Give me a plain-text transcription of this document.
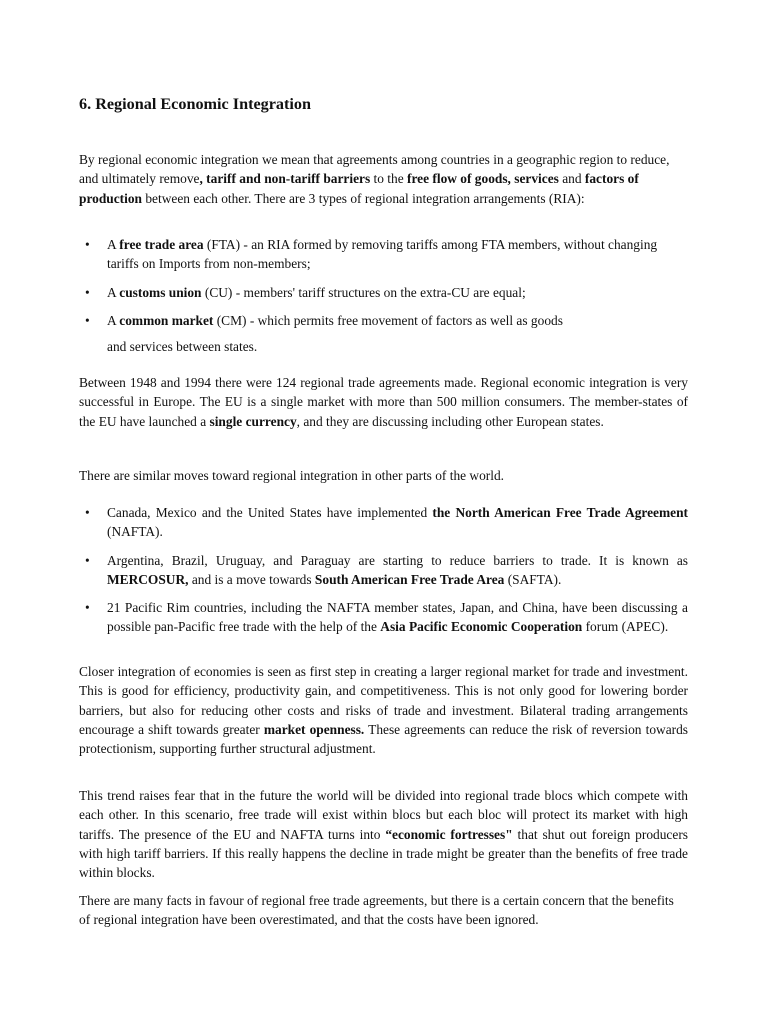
6. Regional Economic Integration

By regional economic integration we mean that agreements among countries in a geographic region to reduce, and ultimately remove, tariff and non-tariff barriers to the free flow of goods, services and factors of production between each other. There are 3 types of regional integration arrangements (RIA):

• A free trade area (FTA) - an RIA formed by removing tariffs among FTA members, without changing tariffs on Imports from non-members;
• A customs union (CU) - members' tariff structures on the extra-CU are equal;
• A common market (CM) - which permits free movement of factors as well as goods

and services between states.

Between 1948 and 1994 there were 124 regional trade agreements made. Regional economic integration is very successful in Europe. The EU is a single market with more than 500 million consumers. The member-states of the EU have launched a single currency, and they are discussing including other European states.

There are similar moves toward regional integration in other parts of the world.

• Canada, Mexico and the United States have implemented the North American Free Trade Agreement (NAFTA).
• Argentina, Brazil, Uruguay, and Paraguay are starting to reduce barriers to trade. It is known as MERCOSUR, and is a move towards South American Free Trade Area (SAFTA).
• 21 Pacific Rim countries, including the NAFTA member states, Japan, and China, have been discussing a possible pan-Pacific free trade with the help of the Asia Pacific Economic Cooperation forum (APEC).

Closer integration of economies is seen as first step in creating a larger regional market for trade and investment. This is good for efficiency, productivity gain, and competitiveness. This is not only good for lowering border barriers, but also for reducing other costs and risks of trade and investment. Bilateral trading arrangements encourage a shift towards greater market openness. These agreements can reduce the risk of reversion towards protectionism, supporting further structural adjustment.

This trend raises fear that in the future the world will be divided into regional trade blocs which compete with each other. In this scenario, free trade will exist within blocs but each bloc will protect its market with high tariffs. The presence of the EU and NAFTA turns into “economic fortresses" that shut out foreign producers with high tariff barriers. If this really happens the decline in trade might be greater than the benefits of free trade within blocks.

There are many facts in favour of regional free trade agreements, but there is a certain concern that the benefits of regional integration have been overestimated, and that the costs have been ignored.
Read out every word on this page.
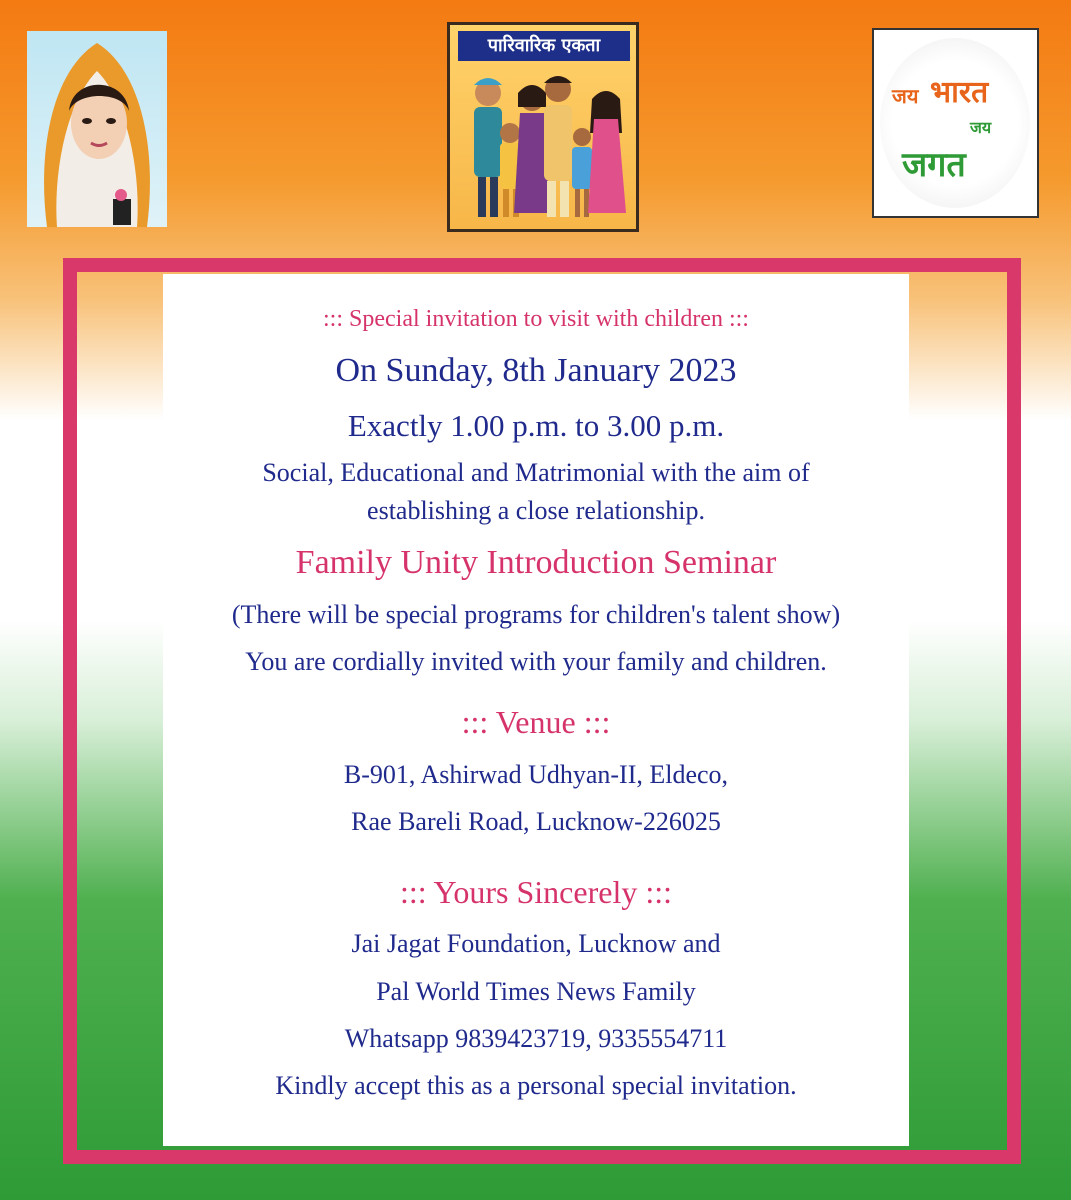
पारिवारिक एकता
जय भारत
जय
जगत
::: Special invitation to visit with children :::
On Sunday, 8th January 2023
Exactly 1.00 p.m. to 3.00 p.m.
Social, Educational and Matrimonial with the aim of
establishing a close relationship.
Family Unity Introduction Seminar
(There will be special programs for children's talent show)
You are cordially invited with your family and children.
::: Venue :::
B-901, Ashirwad Udhyan-II, Eldeco,
Rae Bareli Road, Lucknow-226025
::: Yours Sincerely :::
Jai Jagat Foundation, Lucknow and
Pal World Times News Family
Whatsapp 9839423719, 9335554711
Kindly accept this as a personal special invitation.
+---+
WHAT IS EXPECTED: Search the data for the string "American". List each line that has it.

SOLUTION TO THE EXERCISE:
• Canada, Mexico and the United States have implemented the North American Free Trade Agreement (NAFTA).
• Argentina, Brazil, Uruguay, and Paraguay are starting to reduce barriers to trade. It is known as MERCOSUR, and is a move towards South American Free Trade Area (SAFTA).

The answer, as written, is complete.